> _WRITTEN REQUEST_
Pictures should be excluded; otherwise, copy every entry exactly.

(Rows from a figure dataset)
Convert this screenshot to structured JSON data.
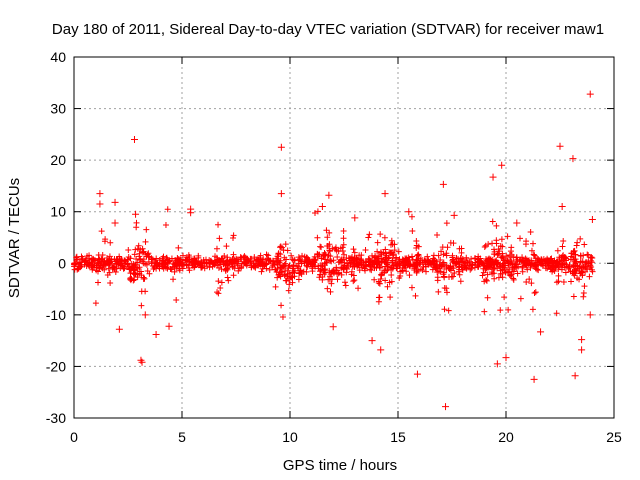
{
  "chart_data": {
    "type": "scatter",
    "title": "Day 180 of 2011, Sidereal Day-to-day VTEC variation (SDTVAR) for receiver maw1",
    "xlabel": "GPS time / hours",
    "ylabel": "SDTVAR / TECUs",
    "xlim": [
      0,
      25
    ],
    "ylim": [
      -30,
      40
    ],
    "xticks": [
      0,
      5,
      10,
      15,
      20,
      25
    ],
    "yticks": [
      -30,
      -20,
      -10,
      0,
      10,
      20,
      30,
      40
    ],
    "grid": true,
    "marker": "+",
    "color": "#ff0000",
    "series": [
      {
        "name": "SDTVAR",
        "outliers": [
          {
            "x": 1.2,
            "y": 13.5
          },
          {
            "x": 1.2,
            "y": 11.5
          },
          {
            "x": 1.9,
            "y": 11.8
          },
          {
            "x": 1.9,
            "y": 7.8
          },
          {
            "x": 2.1,
            "y": -12.8
          },
          {
            "x": 2.8,
            "y": 24.0
          },
          {
            "x": 2.85,
            "y": 9.5
          },
          {
            "x": 3.1,
            "y": -18.8
          },
          {
            "x": 3.15,
            "y": -19.2
          },
          {
            "x": 3.3,
            "y": -10.0
          },
          {
            "x": 3.8,
            "y": -13.8
          },
          {
            "x": 4.4,
            "y": -12.2
          },
          {
            "x": 5.4,
            "y": 10.5
          },
          {
            "x": 5.4,
            "y": 9.8
          },
          {
            "x": 9.6,
            "y": 22.5
          },
          {
            "x": 9.6,
            "y": 13.5
          },
          {
            "x": 11.5,
            "y": 11.0
          },
          {
            "x": 11.8,
            "y": 13.2
          },
          {
            "x": 12.0,
            "y": -12.3
          },
          {
            "x": 13.0,
            "y": 8.8
          },
          {
            "x": 13.8,
            "y": -15.0
          },
          {
            "x": 14.2,
            "y": -16.8
          },
          {
            "x": 14.4,
            "y": 13.5
          },
          {
            "x": 15.5,
            "y": 10.0
          },
          {
            "x": 15.9,
            "y": -21.5
          },
          {
            "x": 17.1,
            "y": 15.3
          },
          {
            "x": 17.2,
            "y": -27.8
          },
          {
            "x": 17.6,
            "y": 9.3
          },
          {
            "x": 19.4,
            "y": 16.7
          },
          {
            "x": 19.6,
            "y": -19.5
          },
          {
            "x": 19.8,
            "y": 19.0
          },
          {
            "x": 20.0,
            "y": -18.3
          },
          {
            "x": 20.5,
            "y": 7.8
          },
          {
            "x": 21.3,
            "y": -22.5
          },
          {
            "x": 21.6,
            "y": -13.3
          },
          {
            "x": 22.5,
            "y": 22.7
          },
          {
            "x": 22.6,
            "y": 11.0
          },
          {
            "x": 23.1,
            "y": 20.3
          },
          {
            "x": 23.2,
            "y": -21.8
          },
          {
            "x": 23.5,
            "y": -14.8
          },
          {
            "x": 23.5,
            "y": -16.8
          },
          {
            "x": 23.9,
            "y": 32.8
          },
          {
            "x": 23.9,
            "y": -10.0
          },
          {
            "x": 24.0,
            "y": 8.5
          }
        ]
      }
    ]
  }
}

> _FULL SOLUTION_
Convert this screenshot to structured JSON data.
{
  "chart_data": {
    "type": "scatter",
    "title": "Day 180 of 2011, Sidereal Day-to-day VTEC variation (SDTVAR) for receiver maw1",
    "xlabel": "GPS time / hours",
    "ylabel": "SDTVAR / TECUs",
    "xlim": [
      0,
      25
    ],
    "ylim": [
      -30,
      40
    ],
    "xticks": [
      0,
      5,
      10,
      15,
      20,
      25
    ],
    "yticks": [
      -30,
      -20,
      -10,
      0,
      10,
      20,
      30,
      40
    ],
    "grid": true,
    "marker": "+",
    "color": "#ff0000",
    "series": [
      {
        "name": "SDTVAR",
        "outliers": [
          {
            "x": 1.2,
            "y": 13.5
          },
          {
            "x": 1.2,
            "y": 11.5
          },
          {
            "x": 1.9,
            "y": 11.8
          },
          {
            "x": 1.9,
            "y": 7.8
          },
          {
            "x": 2.1,
            "y": -12.8
          },
          {
            "x": 2.8,
            "y": 24.0
          },
          {
            "x": 2.85,
            "y": 9.5
          },
          {
            "x": 3.1,
            "y": -18.8
          },
          {
            "x": 3.15,
            "y": -19.2
          },
          {
            "x": 3.3,
            "y": -10.0
          },
          {
            "x": 3.8,
            "y": -13.8
          },
          {
            "x": 4.4,
            "y": -12.2
          },
          {
            "x": 5.4,
            "y": 10.5
          },
          {
            "x": 5.4,
            "y": 9.8
          },
          {
            "x": 9.6,
            "y": 22.5
          },
          {
            "x": 9.6,
            "y": 13.5
          },
          {
            "x": 11.5,
            "y": 11.0
          },
          {
            "x": 11.8,
            "y": 13.2
          },
          {
            "x": 12.0,
            "y": -12.3
          },
          {
            "x": 13.0,
            "y": 8.8
          },
          {
            "x": 13.8,
            "y": -15.0
          },
          {
            "x": 14.2,
            "y": -16.8
          },
          {
            "x": 14.4,
            "y": 13.5
          },
          {
            "x": 15.5,
            "y": 10.0
          },
          {
            "x": 15.9,
            "y": -21.5
          },
          {
            "x": 17.1,
            "y": 15.3
          },
          {
            "x": 17.2,
            "y": -27.8
          },
          {
            "x": 17.6,
            "y": 9.3
          },
          {
            "x": 19.4,
            "y": 16.7
          },
          {
            "x": 19.6,
            "y": -19.5
          },
          {
            "x": 19.8,
            "y": 19.0
          },
          {
            "x": 20.0,
            "y": -18.3
          },
          {
            "x": 20.5,
            "y": 7.8
          },
          {
            "x": 21.3,
            "y": -22.5
          },
          {
            "x": 21.6,
            "y": -13.3
          },
          {
            "x": 22.5,
            "y": 22.7
          },
          {
            "x": 22.6,
            "y": 11.0
          },
          {
            "x": 23.1,
            "y": 20.3
          },
          {
            "x": 23.2,
            "y": -21.8
          },
          {
            "x": 23.5,
            "y": -14.8
          },
          {
            "x": 23.5,
            "y": -16.8
          },
          {
            "x": 23.9,
            "y": 32.8
          },
          {
            "x": 23.9,
            "y": -10.0
          },
          {
            "x": 24.0,
            "y": 8.5
          }
        ]
      }
    ]
  }
}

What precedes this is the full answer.